═══ EXERCISE INPUTS ═══

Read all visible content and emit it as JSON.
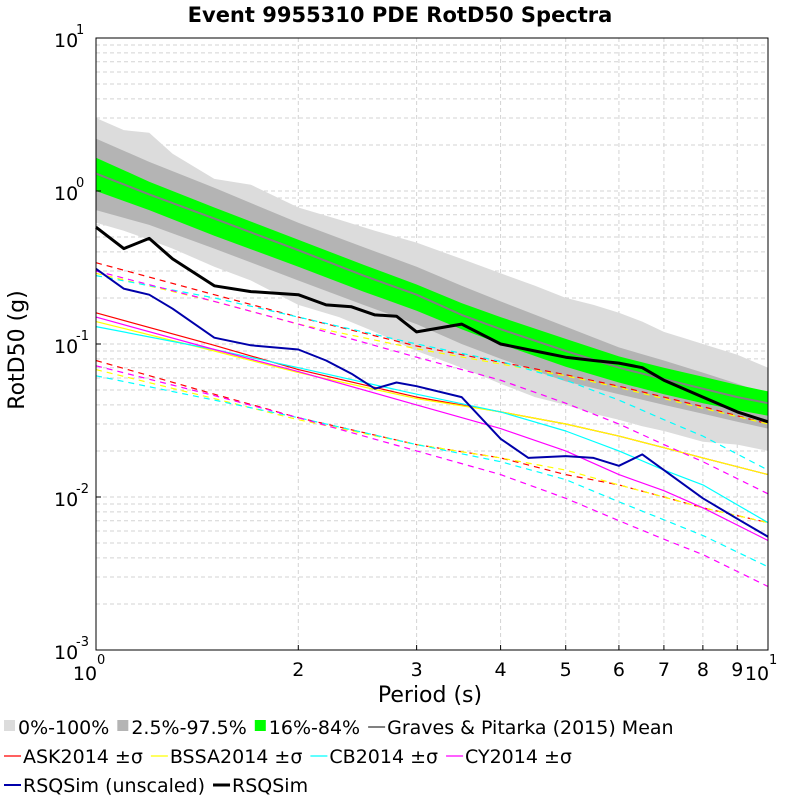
{
  "chart_data": {
    "type": "line",
    "title": "Event 9955310 PDE RotD50 Spectra",
    "xlabel": "Period (s)",
    "ylabel": "RotD50 (g)",
    "xscale": "log",
    "yscale": "log",
    "xlim": [
      1,
      10
    ],
    "ylim": [
      0.001,
      10
    ],
    "grid": true,
    "x_ticks": [
      {
        "value": 1,
        "base": "10",
        "exp": "0"
      },
      {
        "value": 2,
        "label": "2"
      },
      {
        "value": 3,
        "label": "3"
      },
      {
        "value": 4,
        "label": "4"
      },
      {
        "value": 5,
        "label": "5"
      },
      {
        "value": 6,
        "label": "6"
      },
      {
        "value": 7,
        "label": "7"
      },
      {
        "value": 8,
        "label": "8"
      },
      {
        "value": 9,
        "label": "9"
      },
      {
        "value": 10,
        "base": "10",
        "exp": "1"
      }
    ],
    "y_ticks": [
      {
        "value": 0.001,
        "base": "10",
        "exp": "-3"
      },
      {
        "value": 0.01,
        "base": "10",
        "exp": "-2"
      },
      {
        "value": 0.1,
        "base": "10",
        "exp": "-1"
      },
      {
        "value": 1,
        "base": "10",
        "exp": "0"
      },
      {
        "value": 10,
        "base": "10",
        "exp": "1"
      }
    ],
    "legend_position": "bottom",
    "bands": [
      {
        "name": "0%-100%",
        "color": "#dcdcdc",
        "x": [
          1,
          1.1,
          1.2,
          1.3,
          1.5,
          1.7,
          2,
          2.3,
          2.6,
          3,
          3.5,
          4,
          4.5,
          5,
          5.5,
          6,
          6.5,
          7,
          8,
          9,
          10
        ],
        "upper": [
          3.0,
          2.5,
          2.4,
          1.75,
          1.2,
          1.1,
          0.78,
          0.65,
          0.55,
          0.46,
          0.36,
          0.29,
          0.24,
          0.2,
          0.18,
          0.16,
          0.14,
          0.12,
          0.1,
          0.085,
          0.07
        ],
        "lower": [
          0.62,
          0.55,
          0.48,
          0.42,
          0.32,
          0.26,
          0.18,
          0.15,
          0.12,
          0.09,
          0.07,
          0.055,
          0.045,
          0.04,
          0.035,
          0.032,
          0.029,
          0.027,
          0.023,
          0.022,
          0.02
        ]
      },
      {
        "name": "2.5%-97.5%",
        "color": "#b4b4b4",
        "x": [
          1,
          1.2,
          1.5,
          2,
          2.5,
          3,
          3.5,
          4,
          5,
          6,
          7,
          8,
          9,
          10
        ],
        "upper": [
          2.2,
          1.55,
          1.05,
          0.62,
          0.43,
          0.32,
          0.24,
          0.19,
          0.13,
          0.095,
          0.078,
          0.065,
          0.055,
          0.047
        ],
        "lower": [
          0.75,
          0.6,
          0.42,
          0.26,
          0.18,
          0.135,
          0.1,
          0.08,
          0.057,
          0.047,
          0.04,
          0.035,
          0.031,
          0.028
        ]
      },
      {
        "name": "16%-84%",
        "color": "#00ff00",
        "x": [
          1,
          1.2,
          1.5,
          2,
          2.5,
          3,
          3.5,
          4,
          5,
          6,
          7,
          8,
          9,
          10
        ],
        "upper": [
          1.65,
          1.15,
          0.78,
          0.48,
          0.33,
          0.245,
          0.185,
          0.15,
          0.108,
          0.083,
          0.07,
          0.061,
          0.054,
          0.049
        ],
        "lower": [
          1.0,
          0.75,
          0.51,
          0.32,
          0.22,
          0.165,
          0.125,
          0.1,
          0.071,
          0.056,
          0.047,
          0.041,
          0.037,
          0.034
        ]
      }
    ],
    "series": [
      {
        "name": "Graves & Pitarka (2015) Mean",
        "color": "#808080",
        "width": 2,
        "dash": "",
        "x": [
          1,
          1.2,
          1.5,
          2,
          2.5,
          3,
          3.5,
          4,
          5,
          6,
          7,
          8,
          9,
          10
        ],
        "y": [
          1.3,
          0.95,
          0.66,
          0.41,
          0.28,
          0.21,
          0.155,
          0.125,
          0.09,
          0.07,
          0.059,
          0.051,
          0.045,
          0.041
        ]
      },
      {
        "name": "ASK2014 ±σ",
        "color": "#ff0000",
        "width": 1.2,
        "dash": "",
        "x": [
          1,
          1.5,
          2,
          3,
          4,
          5,
          6,
          7,
          8,
          10
        ],
        "y": [
          0.16,
          0.098,
          0.068,
          0.045,
          0.036,
          0.03,
          0.025,
          0.021,
          0.018,
          0.014
        ]
      },
      {
        "name": "ASK2014 ±σ",
        "color": "#ff0000",
        "width": 1.2,
        "dash": "6,5",
        "legend": false,
        "x": [
          1,
          1.5,
          2,
          3,
          4,
          5,
          6,
          7,
          8,
          10
        ],
        "y": [
          0.34,
          0.21,
          0.15,
          0.097,
          0.076,
          0.063,
          0.053,
          0.045,
          0.039,
          0.03
        ]
      },
      {
        "name": "ASK2014 ±σ",
        "color": "#ff0000",
        "width": 1.2,
        "dash": "6,5",
        "legend": false,
        "x": [
          1,
          1.5,
          2,
          3,
          4,
          5,
          6,
          7,
          8,
          10
        ],
        "y": [
          0.078,
          0.047,
          0.033,
          0.022,
          0.018,
          0.014,
          0.012,
          0.01,
          0.0085,
          0.0068
        ]
      },
      {
        "name": "BSSA2014 ±σ",
        "color": "#ffff00",
        "width": 1.2,
        "dash": "",
        "x": [
          1,
          1.5,
          2,
          3,
          4,
          5,
          6,
          7,
          8,
          10
        ],
        "y": [
          0.14,
          0.09,
          0.065,
          0.044,
          0.036,
          0.03,
          0.025,
          0.021,
          0.018,
          0.014
        ]
      },
      {
        "name": "BSSA2014 ±σ",
        "color": "#ffff00",
        "width": 1.2,
        "dash": "6,5",
        "legend": false,
        "x": [
          1,
          1.5,
          2,
          3,
          4,
          5,
          6,
          7,
          8,
          10
        ],
        "y": [
          0.29,
          0.19,
          0.135,
          0.093,
          0.074,
          0.062,
          0.052,
          0.044,
          0.038,
          0.03
        ]
      },
      {
        "name": "BSSA2014 ±σ",
        "color": "#ffff00",
        "width": 1.2,
        "dash": "6,5",
        "legend": false,
        "x": [
          1,
          1.5,
          2,
          3,
          4,
          5,
          6,
          7,
          8,
          10
        ],
        "y": [
          0.068,
          0.044,
          0.032,
          0.022,
          0.018,
          0.015,
          0.012,
          0.01,
          0.0085,
          0.0068
        ]
      },
      {
        "name": "CB2014 ±σ",
        "color": "#00ffff",
        "width": 1.2,
        "dash": "",
        "x": [
          1,
          1.5,
          2,
          3,
          4,
          5,
          6,
          7,
          8,
          10
        ],
        "y": [
          0.13,
          0.092,
          0.07,
          0.047,
          0.036,
          0.027,
          0.02,
          0.015,
          0.012,
          0.0068
        ]
      },
      {
        "name": "CB2014 ±σ",
        "color": "#00ffff",
        "width": 1.2,
        "dash": "6,5",
        "legend": false,
        "x": [
          1,
          1.5,
          2,
          3,
          4,
          5,
          6,
          7,
          8,
          10
        ],
        "y": [
          0.28,
          0.2,
          0.15,
          0.1,
          0.077,
          0.058,
          0.043,
          0.032,
          0.025,
          0.015
        ]
      },
      {
        "name": "CB2014 ±σ",
        "color": "#00ffff",
        "width": 1.2,
        "dash": "6,5",
        "legend": false,
        "x": [
          1,
          1.5,
          2,
          3,
          4,
          5,
          6,
          7,
          8,
          10
        ],
        "y": [
          0.062,
          0.043,
          0.033,
          0.022,
          0.017,
          0.013,
          0.0093,
          0.0071,
          0.0056,
          0.0035
        ]
      },
      {
        "name": "CY2014 ±σ",
        "color": "#ff00ff",
        "width": 1.2,
        "dash": "",
        "x": [
          1,
          1.5,
          2,
          3,
          4,
          5,
          6,
          7,
          8,
          10
        ],
        "y": [
          0.15,
          0.092,
          0.066,
          0.04,
          0.028,
          0.02,
          0.014,
          0.011,
          0.0085,
          0.0052
        ]
      },
      {
        "name": "CY2014 ±σ",
        "color": "#ff00ff",
        "width": 1.2,
        "dash": "6,5",
        "legend": false,
        "x": [
          1,
          1.5,
          2,
          3,
          4,
          5,
          6,
          7,
          8,
          10
        ],
        "y": [
          0.3,
          0.19,
          0.135,
          0.082,
          0.058,
          0.041,
          0.03,
          0.022,
          0.017,
          0.0105
        ]
      },
      {
        "name": "CY2014 ±σ",
        "color": "#ff00ff",
        "width": 1.2,
        "dash": "6,5",
        "legend": false,
        "x": [
          1,
          1.5,
          2,
          3,
          4,
          5,
          6,
          7,
          8,
          10
        ],
        "y": [
          0.072,
          0.046,
          0.033,
          0.02,
          0.014,
          0.0098,
          0.007,
          0.0053,
          0.0042,
          0.0026
        ]
      },
      {
        "name": "RSQSim (unscaled)",
        "color": "#0000aa",
        "width": 2,
        "dash": "",
        "x": [
          1,
          1.1,
          1.2,
          1.3,
          1.5,
          1.7,
          2,
          2.2,
          2.4,
          2.6,
          2.8,
          3,
          3.5,
          4,
          4.4,
          5,
          5.5,
          6,
          6.5,
          7,
          8,
          9,
          10
        ],
        "y": [
          0.31,
          0.23,
          0.21,
          0.17,
          0.11,
          0.098,
          0.092,
          0.078,
          0.064,
          0.051,
          0.056,
          0.053,
          0.045,
          0.024,
          0.018,
          0.0185,
          0.018,
          0.016,
          0.019,
          0.015,
          0.0098,
          0.0072,
          0.0055
        ]
      },
      {
        "name": "RSQSim",
        "color": "#000000",
        "width": 3,
        "dash": "",
        "x": [
          1,
          1.1,
          1.2,
          1.3,
          1.5,
          1.7,
          2,
          2.2,
          2.4,
          2.6,
          2.8,
          3,
          3.5,
          4,
          4.5,
          5,
          5.5,
          6,
          6.5,
          7,
          8,
          9,
          10
        ],
        "y": [
          0.58,
          0.42,
          0.49,
          0.36,
          0.24,
          0.22,
          0.21,
          0.18,
          0.175,
          0.155,
          0.152,
          0.12,
          0.135,
          0.1,
          0.09,
          0.082,
          0.078,
          0.075,
          0.07,
          0.058,
          0.045,
          0.036,
          0.031
        ]
      }
    ],
    "legend": [
      {
        "label": "0%-100%",
        "kind": "box",
        "color": "#dcdcdc"
      },
      {
        "label": "2.5%-97.5%",
        "kind": "box",
        "color": "#b4b4b4"
      },
      {
        "label": "16%-84%",
        "kind": "box",
        "color": "#00ff00"
      },
      {
        "label": "Graves & Pitarka (2015) Mean",
        "kind": "line",
        "color": "#808080",
        "width": 2
      },
      {
        "label": "ASK2014 ±σ",
        "kind": "line",
        "color": "#ff0000",
        "width": 1.2
      },
      {
        "label": "BSSA2014 ±σ",
        "kind": "line",
        "color": "#ffff00",
        "width": 1.2
      },
      {
        "label": "CB2014 ±σ",
        "kind": "line",
        "color": "#00ffff",
        "width": 1.2
      },
      {
        "label": "CY2014 ±σ",
        "kind": "line",
        "color": "#ff00ff",
        "width": 1.2
      },
      {
        "label": "RSQSim (unscaled)",
        "kind": "line",
        "color": "#0000aa",
        "width": 2
      },
      {
        "label": "RSQSim",
        "kind": "line",
        "color": "#000000",
        "width": 3
      }
    ]
  }
}
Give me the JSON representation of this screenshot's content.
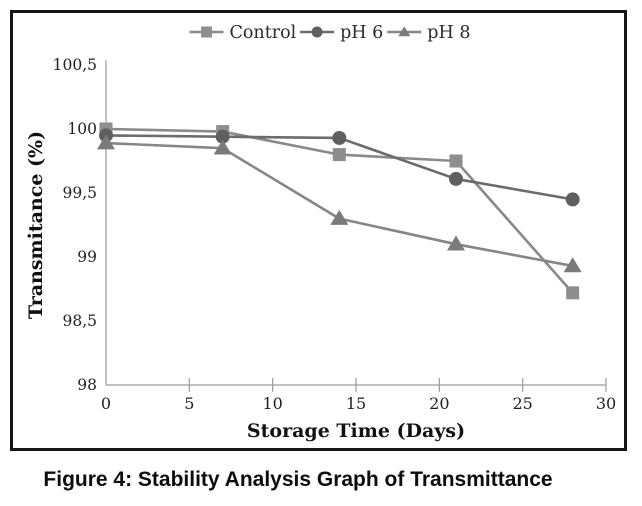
{
  "figure": {
    "caption": "Figure 4: Stability Analysis Graph of Transmittance"
  },
  "chart_data": {
    "type": "line",
    "title": "",
    "xlabel": "Storage Time (Days)",
    "ylabel": "Transmitance (%)",
    "x": [
      0,
      7,
      14,
      21,
      28
    ],
    "series": [
      {
        "name": "Control",
        "marker": "square",
        "color": "#8e8e8e",
        "line_color": "#8a8a8a",
        "values": [
          100.0,
          99.98,
          99.8,
          99.75,
          98.72
        ]
      },
      {
        "name": "pH 6",
        "marker": "circle",
        "color": "#5f5f5f",
        "line_color": "#6b6b6b",
        "values": [
          99.95,
          99.94,
          99.93,
          99.61,
          99.45
        ]
      },
      {
        "name": "pH 8",
        "marker": "triangle",
        "color": "#7b7b7b",
        "line_color": "#868686",
        "values": [
          99.89,
          99.85,
          99.3,
          99.1,
          98.93
        ]
      }
    ],
    "x_ticks": [
      0,
      5,
      10,
      15,
      20,
      25,
      30
    ],
    "y_tick_labels": [
      "98",
      "98,5",
      "99",
      "99,5",
      "100",
      "100,5"
    ],
    "y_tick_values": [
      98,
      98.5,
      99,
      99.5,
      100,
      100.5
    ],
    "xlim": [
      0,
      30
    ],
    "ylim": [
      98,
      100.5
    ],
    "legend_position": "top",
    "grid": false,
    "decimal_separator": ",",
    "axis_color": "#9b9b9b",
    "tick_text_color": "#1f1f1f",
    "axis_title_color": "#111111",
    "frame_color": "#151515"
  }
}
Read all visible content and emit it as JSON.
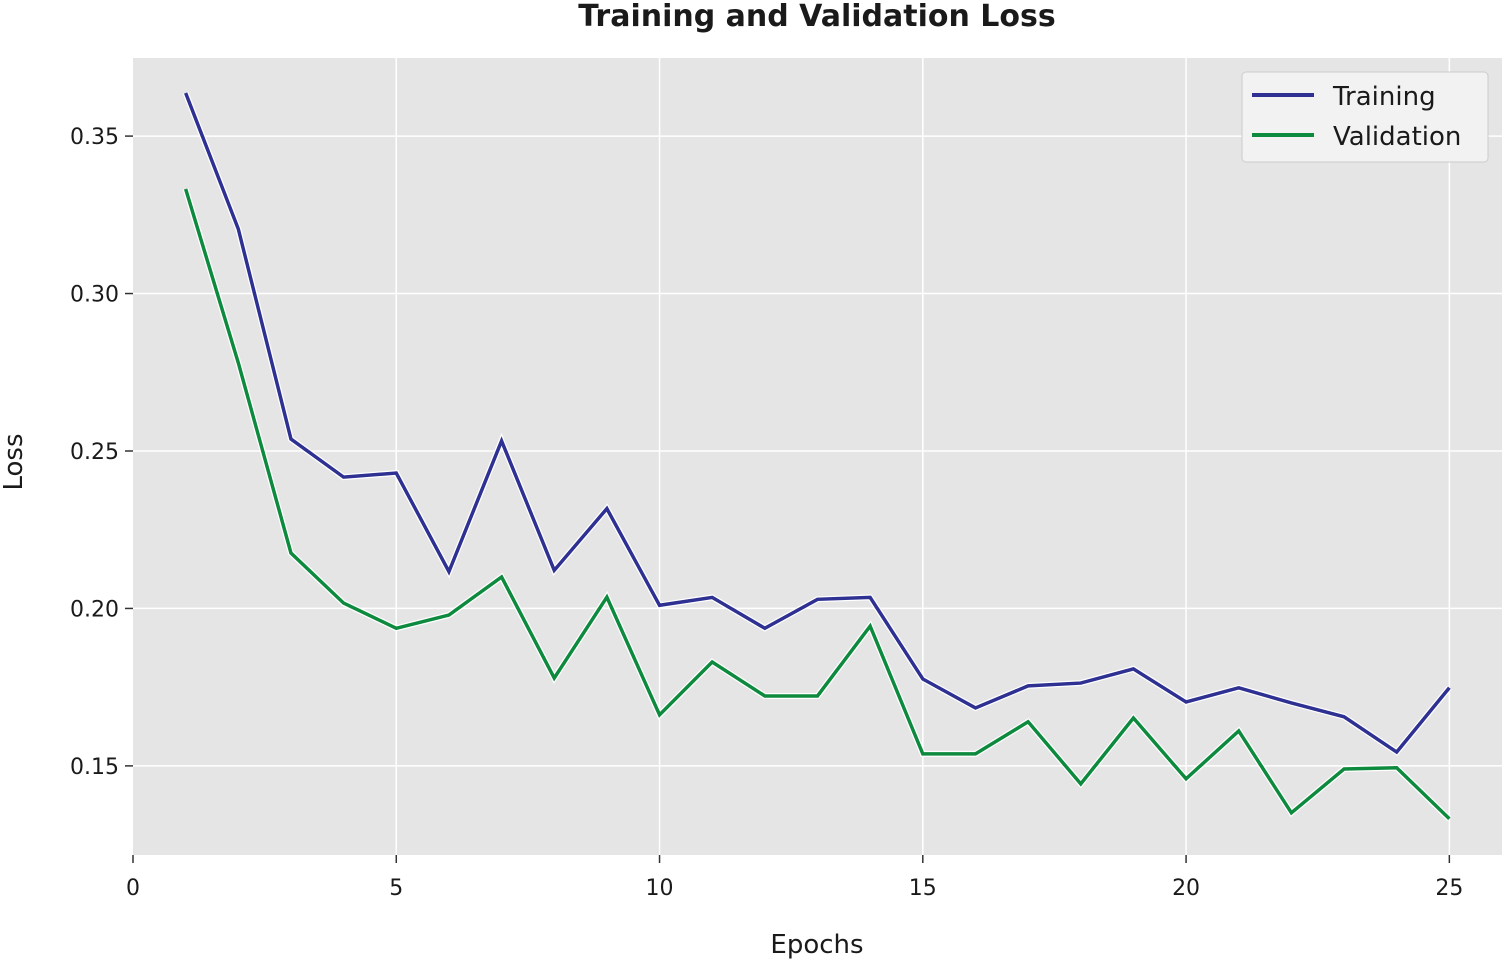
{
  "chart_data": {
    "type": "line",
    "title": "Training and Validation Loss",
    "xlabel": "Epochs",
    "ylabel": "Loss",
    "xlim": [
      0,
      26
    ],
    "ylim": [
      0.1217,
      0.3748
    ],
    "xticks": [
      0,
      5,
      10,
      15,
      20,
      25
    ],
    "yticks": [
      0.15,
      0.2,
      0.25,
      0.3,
      0.35
    ],
    "ytick_labels": [
      "0.15",
      "0.20",
      "0.25",
      "0.30",
      "0.35"
    ],
    "grid": true,
    "legend_position": "top-right",
    "background": "#e5e5e5",
    "x": [
      1,
      2,
      3,
      4,
      5,
      6,
      7,
      8,
      9,
      10,
      11,
      12,
      13,
      14,
      15,
      16,
      17,
      18,
      19,
      20,
      21,
      22,
      23,
      24,
      25
    ],
    "series": [
      {
        "name": "Training",
        "color": "#2e3192",
        "values": [
          0.3637,
          0.3205,
          0.2538,
          0.2417,
          0.243,
          0.2117,
          0.2532,
          0.2121,
          0.2317,
          0.201,
          0.2035,
          0.1937,
          0.2029,
          0.2035,
          0.1776,
          0.1684,
          0.1754,
          0.1763,
          0.1808,
          0.1703,
          0.1748,
          0.17,
          0.1656,
          0.1544,
          0.1748
        ]
      },
      {
        "name": "Validation",
        "color": "#0e8a3e",
        "values": [
          0.3332,
          0.278,
          0.2176,
          0.2017,
          0.1937,
          0.1979,
          0.21,
          0.1779,
          0.2036,
          0.1662,
          0.183,
          0.1722,
          0.1722,
          0.1944,
          0.1538,
          0.1538,
          0.164,
          0.1443,
          0.1652,
          0.1459,
          0.1611,
          0.1351,
          0.149,
          0.1494,
          0.1332
        ]
      }
    ]
  }
}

═══

▶ [WORK TO BE COMPLETED]
Lines that hold "Graves" are the ones to copy; find all of them.

▶ [SOLUTION FOR THIS PROBLEM]
        "name": "Graves & Pitarka (2015) Mean",
        "label": "Graves & Pitarka (2015) Mean",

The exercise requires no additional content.